**Problem to solve:** Update the listing by replacing each occurrence of "bar-top-face" with "bar-upper-face" and leaving every other part unchanged.

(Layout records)
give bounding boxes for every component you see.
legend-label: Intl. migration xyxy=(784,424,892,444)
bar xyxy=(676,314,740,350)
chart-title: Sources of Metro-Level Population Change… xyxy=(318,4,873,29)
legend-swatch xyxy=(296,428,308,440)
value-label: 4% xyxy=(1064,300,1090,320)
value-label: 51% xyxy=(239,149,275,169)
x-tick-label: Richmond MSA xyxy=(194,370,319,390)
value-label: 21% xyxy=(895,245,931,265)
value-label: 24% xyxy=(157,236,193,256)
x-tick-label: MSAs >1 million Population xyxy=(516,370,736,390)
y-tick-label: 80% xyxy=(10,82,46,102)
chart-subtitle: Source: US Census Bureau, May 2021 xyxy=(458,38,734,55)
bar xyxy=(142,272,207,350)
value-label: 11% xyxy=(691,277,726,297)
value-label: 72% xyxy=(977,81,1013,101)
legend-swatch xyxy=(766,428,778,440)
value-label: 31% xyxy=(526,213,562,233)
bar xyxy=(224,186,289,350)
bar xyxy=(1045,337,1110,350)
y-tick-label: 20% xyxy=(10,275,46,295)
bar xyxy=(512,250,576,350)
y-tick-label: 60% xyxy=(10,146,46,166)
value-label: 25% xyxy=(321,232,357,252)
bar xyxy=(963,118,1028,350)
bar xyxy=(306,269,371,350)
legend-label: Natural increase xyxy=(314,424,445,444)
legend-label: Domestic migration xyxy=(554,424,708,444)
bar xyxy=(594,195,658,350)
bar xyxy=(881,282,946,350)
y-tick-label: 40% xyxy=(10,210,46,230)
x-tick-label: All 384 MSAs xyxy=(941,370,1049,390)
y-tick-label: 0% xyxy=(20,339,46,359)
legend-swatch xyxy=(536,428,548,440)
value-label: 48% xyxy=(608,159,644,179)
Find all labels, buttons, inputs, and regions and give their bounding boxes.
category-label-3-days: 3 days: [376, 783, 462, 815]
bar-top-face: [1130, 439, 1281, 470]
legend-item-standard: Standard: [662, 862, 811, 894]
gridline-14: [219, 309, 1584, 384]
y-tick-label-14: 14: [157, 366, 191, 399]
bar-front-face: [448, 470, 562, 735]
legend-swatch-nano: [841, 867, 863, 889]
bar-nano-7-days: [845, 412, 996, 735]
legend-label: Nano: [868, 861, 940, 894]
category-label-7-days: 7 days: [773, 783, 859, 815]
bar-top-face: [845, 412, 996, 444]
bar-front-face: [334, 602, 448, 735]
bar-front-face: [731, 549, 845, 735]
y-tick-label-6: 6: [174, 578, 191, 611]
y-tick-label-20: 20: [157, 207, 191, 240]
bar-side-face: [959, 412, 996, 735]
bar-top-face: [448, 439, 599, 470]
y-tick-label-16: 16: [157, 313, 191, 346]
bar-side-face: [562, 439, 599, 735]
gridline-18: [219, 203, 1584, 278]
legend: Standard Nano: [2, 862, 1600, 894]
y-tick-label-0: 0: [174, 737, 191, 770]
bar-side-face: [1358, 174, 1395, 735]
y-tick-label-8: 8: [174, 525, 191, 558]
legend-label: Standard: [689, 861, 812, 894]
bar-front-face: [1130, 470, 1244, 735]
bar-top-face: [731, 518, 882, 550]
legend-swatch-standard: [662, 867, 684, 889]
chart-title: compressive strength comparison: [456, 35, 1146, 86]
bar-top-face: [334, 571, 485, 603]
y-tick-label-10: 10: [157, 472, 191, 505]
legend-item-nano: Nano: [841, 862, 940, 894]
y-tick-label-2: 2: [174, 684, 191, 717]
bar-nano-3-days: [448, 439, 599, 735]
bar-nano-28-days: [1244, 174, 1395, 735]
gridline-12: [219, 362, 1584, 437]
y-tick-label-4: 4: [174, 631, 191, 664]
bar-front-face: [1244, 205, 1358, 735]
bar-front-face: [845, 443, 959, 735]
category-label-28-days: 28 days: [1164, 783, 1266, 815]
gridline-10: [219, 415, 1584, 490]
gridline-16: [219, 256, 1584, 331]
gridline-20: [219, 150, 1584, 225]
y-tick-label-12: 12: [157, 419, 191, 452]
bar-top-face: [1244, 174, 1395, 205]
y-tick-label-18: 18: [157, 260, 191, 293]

**In response:**
give bounding boxes for every component you see.
legend-label: Intl. migration xyxy=(784,424,892,444)
bar xyxy=(676,314,740,350)
chart-title: Sources of Metro-Level Population Change… xyxy=(318,4,873,29)
legend-swatch xyxy=(296,428,308,440)
value-label: 4% xyxy=(1064,300,1090,320)
value-label: 51% xyxy=(239,149,275,169)
x-tick-label: Richmond MSA xyxy=(194,370,319,390)
value-label: 21% xyxy=(895,245,931,265)
value-label: 24% xyxy=(157,236,193,256)
x-tick-label: MSAs >1 million Population xyxy=(516,370,736,390)
y-tick-label: 80% xyxy=(10,82,46,102)
chart-subtitle: Source: US Census Bureau, May 2021 xyxy=(458,38,734,55)
bar xyxy=(142,272,207,350)
value-label: 11% xyxy=(691,277,726,297)
value-label: 72% xyxy=(977,81,1013,101)
legend-swatch xyxy=(766,428,778,440)
value-label: 31% xyxy=(526,213,562,233)
bar xyxy=(224,186,289,350)
bar xyxy=(1045,337,1110,350)
y-tick-label: 20% xyxy=(10,275,46,295)
bar xyxy=(512,250,576,350)
y-tick-label: 60% xyxy=(10,146,46,166)
value-label: 25% xyxy=(321,232,357,252)
bar xyxy=(963,118,1028,350)
bar xyxy=(306,269,371,350)
legend-label: Natural increase xyxy=(314,424,445,444)
legend-label: Domestic migration xyxy=(554,424,708,444)
bar xyxy=(594,195,658,350)
bar xyxy=(881,282,946,350)
y-tick-label: 40% xyxy=(10,210,46,230)
x-tick-label: All 384 MSAs xyxy=(941,370,1049,390)
y-tick-label: 0% xyxy=(20,339,46,359)
legend-swatch xyxy=(536,428,548,440)
value-label: 48% xyxy=(608,159,644,179)
Find all labels, buttons, inputs, and regions and give their bounding boxes.
category-label-3-days: 3 days: [376, 783, 462, 815]
bar-upper-face: [1130, 439, 1281, 470]
legend-item-standard: Standard: [662, 862, 811, 894]
gridline-14: [219, 309, 1584, 384]
y-tick-label-14: 14: [157, 366, 191, 399]
bar-front-face: [448, 470, 562, 735]
legend-swatch-nano: [841, 867, 863, 889]
bar-nano-7-days: [845, 412, 996, 735]
legend-label: Nano: [868, 861, 940, 894]
category-label-7-days: 7 days: [773, 783, 859, 815]
bar-upper-face: [845, 412, 996, 444]
bar-front-face: [334, 602, 448, 735]
bar-front-face: [731, 549, 845, 735]
y-tick-label-6: 6: [174, 578, 191, 611]
y-tick-label-20: 20: [157, 207, 191, 240]
bar-side-face: [959, 412, 996, 735]
bar-upper-face: [448, 439, 599, 470]
y-tick-label-16: 16: [157, 313, 191, 346]
bar-side-face: [562, 439, 599, 735]
gridline-18: [219, 203, 1584, 278]
legend: Standard Nano: [2, 862, 1600, 894]
y-tick-label-0: 0: [174, 737, 191, 770]
bar-side-face: [1358, 174, 1395, 735]
y-tick-label-8: 8: [174, 525, 191, 558]
legend-label: Standard: [689, 861, 812, 894]
bar-front-face: [1130, 470, 1244, 735]
bar-upper-face: [731, 518, 882, 550]
legend-swatch-standard: [662, 867, 684, 889]
chart-title: compressive strength comparison: [456, 35, 1146, 86]
bar-upper-face: [334, 571, 485, 603]
y-tick-label-10: 10: [157, 472, 191, 505]
legend-item-nano: Nano: [841, 862, 940, 894]
y-tick-label-2: 2: [174, 684, 191, 717]
bar-nano-3-days: [448, 439, 599, 735]
bar-nano-28-days: [1244, 174, 1395, 735]
gridline-12: [219, 362, 1584, 437]
y-tick-label-4: 4: [174, 631, 191, 664]
bar-front-face: [1244, 205, 1358, 735]
bar-front-face: [845, 443, 959, 735]
category-label-28-days: 28 days: [1164, 783, 1266, 815]
gridline-10: [219, 415, 1584, 490]
gridline-16: [219, 256, 1584, 331]
gridline-20: [219, 150, 1584, 225]
y-tick-label-12: 12: [157, 419, 191, 452]
bar-upper-face: [1244, 174, 1395, 205]
y-tick-label-18: 18: [157, 260, 191, 293]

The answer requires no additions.